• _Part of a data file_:
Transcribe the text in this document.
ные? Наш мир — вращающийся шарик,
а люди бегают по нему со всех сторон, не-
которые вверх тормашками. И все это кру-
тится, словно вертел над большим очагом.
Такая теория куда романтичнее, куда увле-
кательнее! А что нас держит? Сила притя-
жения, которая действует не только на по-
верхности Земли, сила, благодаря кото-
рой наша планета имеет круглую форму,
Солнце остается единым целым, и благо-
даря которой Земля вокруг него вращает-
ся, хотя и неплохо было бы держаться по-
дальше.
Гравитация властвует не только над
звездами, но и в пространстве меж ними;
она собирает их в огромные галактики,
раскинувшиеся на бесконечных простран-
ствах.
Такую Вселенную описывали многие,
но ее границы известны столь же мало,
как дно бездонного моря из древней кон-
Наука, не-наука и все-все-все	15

• _Exercise brief_:
Find every line in the records above that holds the word "только", and copy each one.

• _Solution to this problem_:
жения, которая действует не только на по-
Гравитация властвует не только над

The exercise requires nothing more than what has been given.